Arrange the rows below as a Markdown table with the columns Number and Entry, giving each line its number and skipping any blank lines. Leave the pictures out of your answer.
-- START OF EXTRACTED RECORDS --
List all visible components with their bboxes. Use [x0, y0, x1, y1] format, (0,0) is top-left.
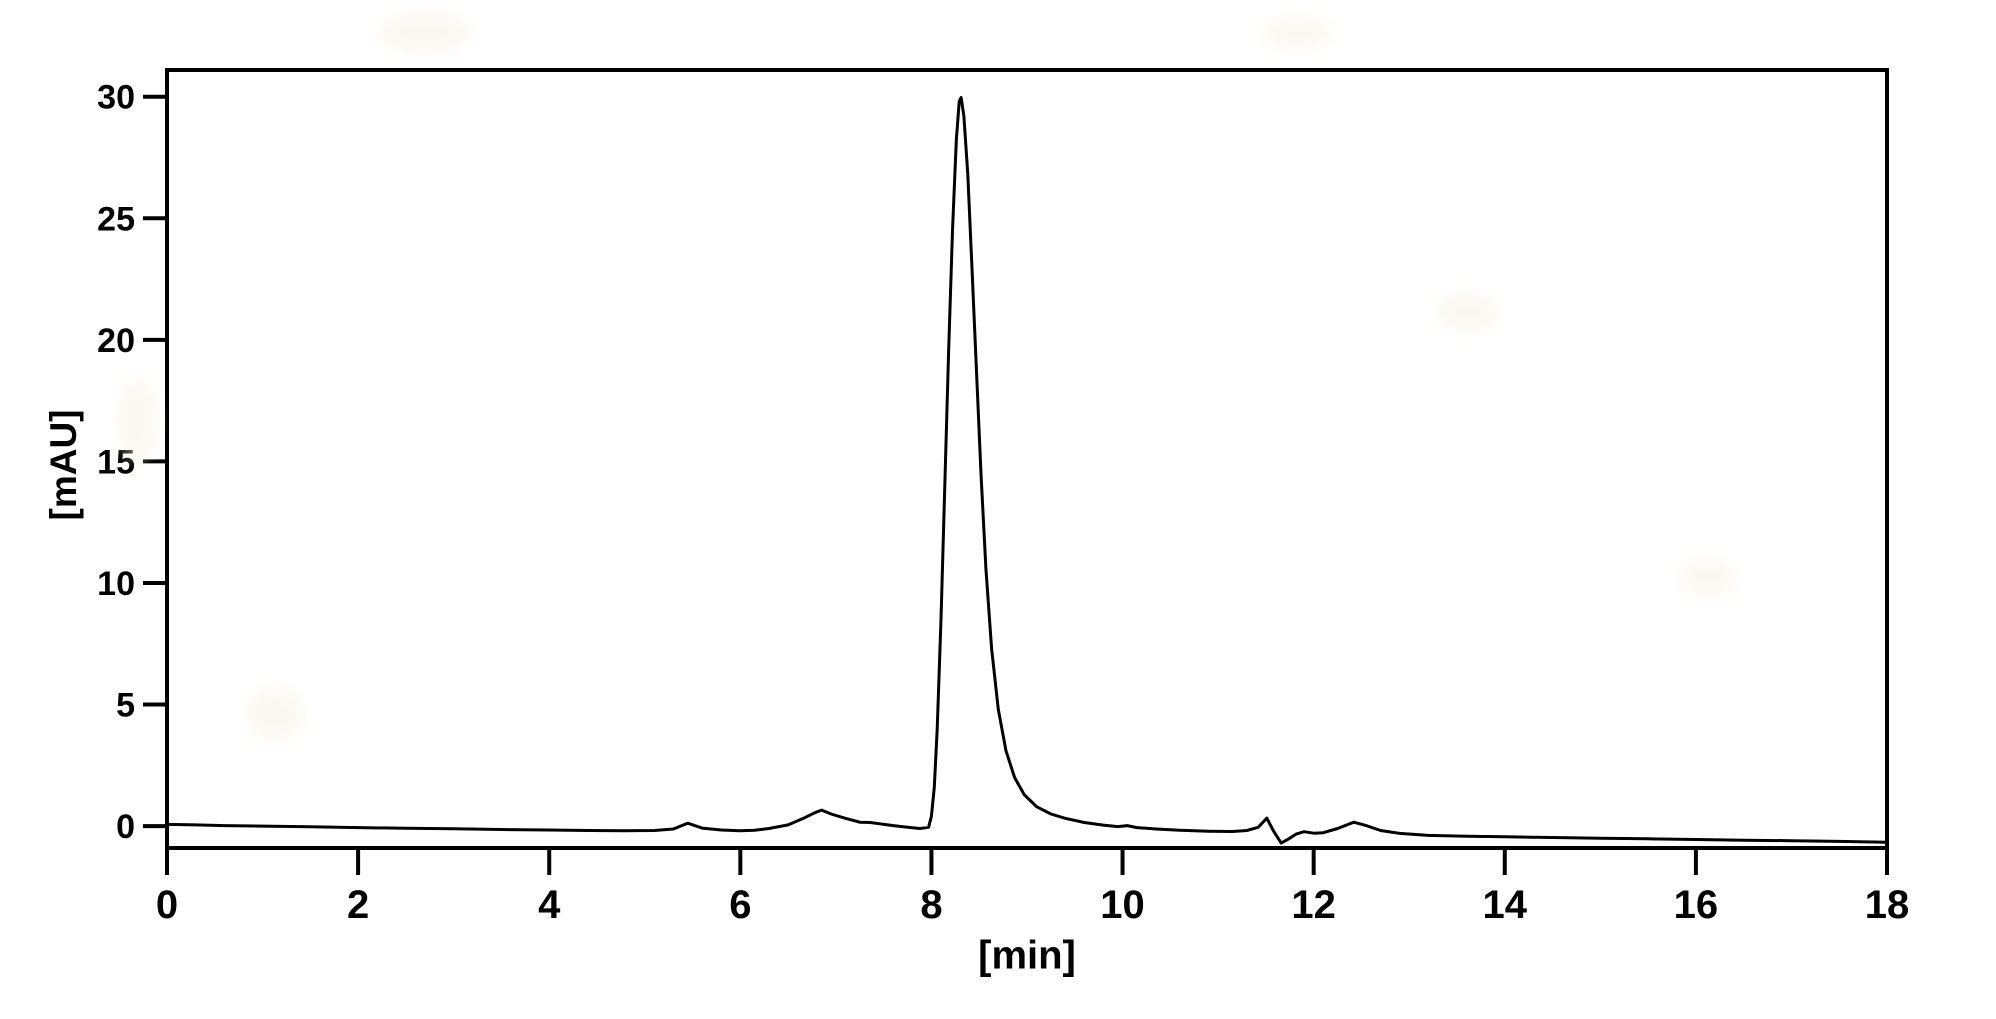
x-tick-label: 14	[1483, 883, 1528, 927]
x-tick-label: 2	[347, 883, 369, 927]
x-axis-label: [min]	[978, 933, 1076, 978]
x-tick-label: 10	[1100, 883, 1145, 927]
signal-trace	[165, 96, 1889, 845]
y-tick-label: 30	[97, 79, 135, 117]
y-tick-label: 15	[97, 443, 135, 481]
x-tick-label: 12	[1291, 883, 1336, 927]
y-tick-label: 10	[97, 565, 135, 603]
y-tick-label: 20	[97, 322, 135, 360]
y-tick-label: 5	[116, 687, 135, 725]
x-tick-label: 18	[1865, 883, 1910, 927]
y-tick-label: 25	[97, 200, 135, 238]
plot-frame	[165, 68, 1889, 850]
x-tick-label: 6	[729, 883, 751, 927]
y-tick-label: 0	[116, 808, 135, 846]
x-tick-label: 8	[920, 883, 942, 927]
x-tick-label: 4	[538, 883, 561, 927]
x-tick-label: 0	[156, 883, 178, 927]
y-axis-label: [mAU]	[43, 409, 84, 521]
x-tick-label: 16	[1674, 883, 1719, 927]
-- END OF EXTRACTED RECORDS --
### [ANSWER TO THE EXERCISE]
| Number | Entry |
|---|---|
| 1 | List all visible components with their bboxes. Use [x0, y0, x1, y1] format, (0,0) is top-left. |
| 2 | x-tick-label: 14	[1483, 883, 1528, 927] |
| 3 | x-tick-label: 2	[347, 883, 369, 927] |
| 4 | x-axis-label: [min]	[978, 933, 1076, 978] |
| 5 | x-tick-label: 10	[1100, 883, 1145, 927] |
| 6 | signal-trace	[165, 96, 1889, 845] |
| 7 | y-tick-label: 30	[97, 79, 135, 117] |
| 8 | y-tick-label: 15	[97, 443, 135, 481] |
| 9 | x-tick-label: 12	[1291, 883, 1336, 927] |
| 10 | y-tick-label: 10	[97, 565, 135, 603] |
| 11 | y-tick-label: 20	[97, 322, 135, 360] |
| 12 | y-tick-label: 5	[116, 687, 135, 725] |
| 13 | x-tick-label: 18	[1865, 883, 1910, 927] |
| 14 | y-tick-label: 25	[97, 200, 135, 238] |
| 15 | plot-frame	[165, 68, 1889, 850] |
| 16 | x-tick-label: 6	[729, 883, 751, 927] |
| 17 | y-tick-label: 0	[116, 808, 135, 846] |
| 18 | x-tick-label: 8	[920, 883, 942, 927] |
| 19 | x-tick-label: 4	[538, 883, 561, 927] |
| 20 | x-tick-label: 0	[156, 883, 178, 927] |
| 21 | y-axis-label: [mAU]	[43, 409, 84, 521] |
| 22 | x-tick-label: 16	[1674, 883, 1719, 927] |